--- begin Data excerpts ---

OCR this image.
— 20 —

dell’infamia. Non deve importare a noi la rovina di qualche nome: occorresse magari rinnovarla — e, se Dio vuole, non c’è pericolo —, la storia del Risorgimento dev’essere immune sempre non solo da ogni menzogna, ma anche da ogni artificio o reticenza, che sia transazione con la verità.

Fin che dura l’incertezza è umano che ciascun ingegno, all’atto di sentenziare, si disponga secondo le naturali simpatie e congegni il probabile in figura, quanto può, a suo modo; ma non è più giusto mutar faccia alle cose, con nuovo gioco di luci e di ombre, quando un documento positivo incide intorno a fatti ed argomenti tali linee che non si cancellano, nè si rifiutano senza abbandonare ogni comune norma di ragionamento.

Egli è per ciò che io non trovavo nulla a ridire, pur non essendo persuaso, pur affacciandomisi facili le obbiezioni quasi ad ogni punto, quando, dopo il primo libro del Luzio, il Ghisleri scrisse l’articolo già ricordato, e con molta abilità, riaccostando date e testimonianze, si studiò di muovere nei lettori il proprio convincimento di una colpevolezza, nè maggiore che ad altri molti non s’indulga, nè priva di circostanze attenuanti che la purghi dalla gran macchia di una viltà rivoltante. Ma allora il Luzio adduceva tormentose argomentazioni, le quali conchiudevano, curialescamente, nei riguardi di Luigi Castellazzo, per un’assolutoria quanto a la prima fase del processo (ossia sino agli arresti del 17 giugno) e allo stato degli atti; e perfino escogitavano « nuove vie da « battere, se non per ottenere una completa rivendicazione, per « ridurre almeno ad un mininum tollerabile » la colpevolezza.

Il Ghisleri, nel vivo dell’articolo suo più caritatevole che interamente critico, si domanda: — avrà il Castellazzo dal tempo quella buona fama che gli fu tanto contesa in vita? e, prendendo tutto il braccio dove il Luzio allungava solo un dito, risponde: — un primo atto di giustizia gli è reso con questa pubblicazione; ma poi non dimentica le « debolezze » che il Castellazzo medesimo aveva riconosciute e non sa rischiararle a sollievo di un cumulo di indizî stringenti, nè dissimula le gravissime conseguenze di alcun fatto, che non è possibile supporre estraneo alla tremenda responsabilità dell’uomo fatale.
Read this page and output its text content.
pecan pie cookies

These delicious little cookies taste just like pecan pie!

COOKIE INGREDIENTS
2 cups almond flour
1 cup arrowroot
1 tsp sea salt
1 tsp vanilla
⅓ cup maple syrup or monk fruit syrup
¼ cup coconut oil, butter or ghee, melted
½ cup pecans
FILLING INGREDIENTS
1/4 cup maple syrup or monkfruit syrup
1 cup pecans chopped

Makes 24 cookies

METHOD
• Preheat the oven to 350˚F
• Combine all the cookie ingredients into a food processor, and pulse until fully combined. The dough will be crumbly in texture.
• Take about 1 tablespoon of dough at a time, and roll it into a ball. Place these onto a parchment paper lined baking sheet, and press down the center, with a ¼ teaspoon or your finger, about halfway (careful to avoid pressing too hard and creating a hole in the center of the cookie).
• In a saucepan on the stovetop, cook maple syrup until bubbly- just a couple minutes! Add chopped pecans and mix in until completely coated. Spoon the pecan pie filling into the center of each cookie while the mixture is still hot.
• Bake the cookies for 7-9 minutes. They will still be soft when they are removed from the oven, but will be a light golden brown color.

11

--- end Data excerpts ---

Go through the records above and set each one down exactly, please.

• Result below:
OCR this image.
— 20 —

dell’infamia. Non deve importare a noi la rovina di qualche nome: occorresse magari rinnovarla — e, se Dio vuole, non c’è pericolo —, la storia del Risorgimento dev’essere immune sempre non solo da ogni menzogna, ma anche da ogni artificio o reticenza, che sia transazione con la verità.

Fin che dura l’incertezza è umano che ciascun ingegno, all’atto di sentenziare, si disponga secondo le naturali simpatie e congegni il probabile in figura, quanto può, a suo modo; ma non è più giusto mutar faccia alle cose, con nuovo gioco di luci e di ombre, quando un documento positivo incide intorno a fatti ed argomenti tali linee che non si cancellano, nè si rifiutano senza abbandonare ogni comune norma di ragionamento.

Egli è per ciò che io non trovavo nulla a ridire, pur non essendo persuaso, pur affacciandomisi facili le obbiezioni quasi ad ogni punto, quando, dopo il primo libro del Luzio, il Ghisleri scrisse l’articolo già ricordato, e con molta abilità, riaccostando date e testimonianze, si studiò di muovere nei lettori il proprio convincimento di una colpevolezza, nè maggiore che ad altri molti non s’indulga, nè priva di circostanze attenuanti che la purghi dalla gran macchia di una viltà rivoltante. Ma allora il Luzio adduceva tormentose argomentazioni, le quali conchiudevano, curialescamente, nei riguardi di Luigi Castellazzo, per un’assolutoria quanto a la prima fase del processo (ossia sino agli arresti del 17 giugno) e allo stato degli atti; e perfino escogitavano « nuove vie da « battere, se non per ottenere una completa rivendicazione, per « ridurre almeno ad un mininum tollerabile » la colpevolezza.

Il Ghisleri, nel vivo dell’articolo suo più caritatevole che interamente critico, si domanda: — avrà il Castellazzo dal tempo quella buona fama che gli fu tanto contesa in vita? e, prendendo tutto il braccio dove il Luzio allungava solo un dito, risponde: — un primo atto di giustizia gli è reso con questa pubblicazione; ma poi non dimentica le « debolezze » che il Castellazzo medesimo aveva riconosciute e non sa rischiararle a sollievo di un cumulo di indizî stringenti, nè dissimula le gravissime conseguenze di alcun fatto, che non è possibile supporre estraneo alla tremenda responsabilità dell’uomo fatale.
Read this page and output its text content.
pecan pie cookies

These delicious little cookies taste just like pecan pie!

COOKIE INGREDIENTS
2 cups almond flour
1 cup arrowroot
1 tsp sea salt
1 tsp vanilla
⅓ cup maple syrup or monk fruit syrup
¼ cup coconut oil, butter or ghee, melted
½ cup pecans
FILLING INGREDIENTS
1/4 cup maple syrup or monkfruit syrup
1 cup pecans chopped

Makes 24 cookies

METHOD
• Preheat the oven to 350˚F
• Combine all the cookie ingredients into a food processor, and pulse until fully combined. The dough will be crumbly in texture.
• Take about 1 tablespoon of dough at a time, and roll it into a ball. Place these onto a parchment paper lined baking sheet, and press down the center, with a ¼ teaspoon or your finger, about halfway (careful to avoid pressing too hard and creating a hole in the center of the cookie).
• In a saucepan on the stovetop, cook maple syrup until bubbly- just a couple minutes! Add chopped pecans and mix in until completely coated. Spoon the pecan pie filling into the center of each cookie while the mixture is still hot.
• Bake the cookies for 7-9 minutes. They will still be soft when they are removed from the oven, but will be a light golden brown color.

11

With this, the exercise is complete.